══ ROWS
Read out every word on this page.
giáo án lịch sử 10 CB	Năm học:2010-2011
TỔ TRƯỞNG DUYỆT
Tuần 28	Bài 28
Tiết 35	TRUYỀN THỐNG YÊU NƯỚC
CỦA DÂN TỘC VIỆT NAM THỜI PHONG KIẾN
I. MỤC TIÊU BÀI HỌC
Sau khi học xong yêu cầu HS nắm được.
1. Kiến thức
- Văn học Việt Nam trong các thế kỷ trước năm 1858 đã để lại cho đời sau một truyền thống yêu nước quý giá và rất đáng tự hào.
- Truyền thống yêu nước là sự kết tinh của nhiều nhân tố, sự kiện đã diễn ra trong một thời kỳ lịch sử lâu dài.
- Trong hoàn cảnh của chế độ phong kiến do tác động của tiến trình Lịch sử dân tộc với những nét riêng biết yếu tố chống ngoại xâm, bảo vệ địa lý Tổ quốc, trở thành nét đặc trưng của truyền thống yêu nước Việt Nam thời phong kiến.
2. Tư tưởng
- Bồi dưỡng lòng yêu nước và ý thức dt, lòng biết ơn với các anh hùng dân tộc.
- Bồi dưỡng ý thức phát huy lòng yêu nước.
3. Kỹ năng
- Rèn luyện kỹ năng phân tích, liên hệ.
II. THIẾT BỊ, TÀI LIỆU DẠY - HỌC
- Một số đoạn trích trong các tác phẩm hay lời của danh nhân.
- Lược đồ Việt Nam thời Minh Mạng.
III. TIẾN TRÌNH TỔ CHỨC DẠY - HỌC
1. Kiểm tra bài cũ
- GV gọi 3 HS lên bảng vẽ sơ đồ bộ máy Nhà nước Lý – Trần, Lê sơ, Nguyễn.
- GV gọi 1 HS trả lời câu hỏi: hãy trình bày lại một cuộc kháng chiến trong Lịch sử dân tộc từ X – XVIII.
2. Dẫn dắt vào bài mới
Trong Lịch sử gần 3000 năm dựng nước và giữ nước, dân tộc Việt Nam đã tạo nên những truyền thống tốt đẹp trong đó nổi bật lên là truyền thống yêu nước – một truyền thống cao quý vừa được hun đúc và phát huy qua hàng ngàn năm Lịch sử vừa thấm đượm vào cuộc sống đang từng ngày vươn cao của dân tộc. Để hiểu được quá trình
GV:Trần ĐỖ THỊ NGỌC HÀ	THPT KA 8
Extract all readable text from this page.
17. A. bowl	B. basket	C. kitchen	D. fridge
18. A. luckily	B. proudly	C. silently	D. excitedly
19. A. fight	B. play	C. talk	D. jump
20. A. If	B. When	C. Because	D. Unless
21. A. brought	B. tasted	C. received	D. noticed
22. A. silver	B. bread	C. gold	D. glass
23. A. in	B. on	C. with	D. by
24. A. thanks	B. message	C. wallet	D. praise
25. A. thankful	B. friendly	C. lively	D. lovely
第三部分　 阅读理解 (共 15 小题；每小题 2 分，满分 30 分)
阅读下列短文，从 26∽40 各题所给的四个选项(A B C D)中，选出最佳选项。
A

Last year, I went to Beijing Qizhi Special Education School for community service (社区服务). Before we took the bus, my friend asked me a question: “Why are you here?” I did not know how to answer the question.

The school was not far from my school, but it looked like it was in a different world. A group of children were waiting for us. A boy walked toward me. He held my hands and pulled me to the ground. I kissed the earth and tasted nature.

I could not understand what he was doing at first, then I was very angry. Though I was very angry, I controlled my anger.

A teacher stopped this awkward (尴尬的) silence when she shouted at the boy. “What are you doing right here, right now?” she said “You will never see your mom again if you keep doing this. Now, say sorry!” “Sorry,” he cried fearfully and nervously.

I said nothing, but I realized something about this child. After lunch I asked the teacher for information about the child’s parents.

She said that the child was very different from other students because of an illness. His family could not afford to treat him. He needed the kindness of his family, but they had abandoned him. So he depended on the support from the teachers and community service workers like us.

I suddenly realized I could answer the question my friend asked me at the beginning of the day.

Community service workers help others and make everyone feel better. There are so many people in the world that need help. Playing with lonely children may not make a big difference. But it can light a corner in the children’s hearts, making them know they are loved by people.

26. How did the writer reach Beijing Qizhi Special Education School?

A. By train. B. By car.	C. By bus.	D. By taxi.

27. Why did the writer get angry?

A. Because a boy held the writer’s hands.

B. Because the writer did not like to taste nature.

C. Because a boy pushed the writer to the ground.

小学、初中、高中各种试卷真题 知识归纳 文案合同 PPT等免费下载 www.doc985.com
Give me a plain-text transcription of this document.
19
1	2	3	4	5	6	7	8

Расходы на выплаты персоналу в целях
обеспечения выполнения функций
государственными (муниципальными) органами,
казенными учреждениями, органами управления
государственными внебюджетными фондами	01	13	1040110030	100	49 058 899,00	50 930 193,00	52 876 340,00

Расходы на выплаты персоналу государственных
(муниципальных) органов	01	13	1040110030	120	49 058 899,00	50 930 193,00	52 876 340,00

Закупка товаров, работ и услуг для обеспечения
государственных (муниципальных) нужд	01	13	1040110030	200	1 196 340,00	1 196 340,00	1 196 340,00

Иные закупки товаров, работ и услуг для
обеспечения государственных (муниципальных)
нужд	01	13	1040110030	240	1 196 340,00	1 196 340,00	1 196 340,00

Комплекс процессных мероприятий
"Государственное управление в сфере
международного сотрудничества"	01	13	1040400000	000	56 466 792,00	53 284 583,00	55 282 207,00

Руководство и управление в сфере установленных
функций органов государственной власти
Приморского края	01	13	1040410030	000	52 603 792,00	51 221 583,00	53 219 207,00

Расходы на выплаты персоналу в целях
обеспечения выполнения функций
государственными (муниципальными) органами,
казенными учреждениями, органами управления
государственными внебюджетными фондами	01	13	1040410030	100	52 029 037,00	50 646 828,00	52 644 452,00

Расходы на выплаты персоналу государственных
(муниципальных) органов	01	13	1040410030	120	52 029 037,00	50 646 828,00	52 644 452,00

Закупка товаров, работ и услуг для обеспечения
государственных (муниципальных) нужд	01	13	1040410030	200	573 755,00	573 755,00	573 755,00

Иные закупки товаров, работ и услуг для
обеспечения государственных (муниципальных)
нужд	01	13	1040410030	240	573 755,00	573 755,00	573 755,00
════
§ **YOUR TASK**: Look through the entries above and report each line where the string "doing" occurs.

§ **COMPLETED TASK**:
I could not understand what he was doing at first, then I was very angry. Though I was very angry, I controlled my anger.
A teacher stopped this awkward (尴尬的) silence when she shouted at the boy. “What are you doing right here, right now?” she said “You will never see your mom again if you keep doing this. Now, say sorry!” “Sorry,” he cried fearfully and nervously.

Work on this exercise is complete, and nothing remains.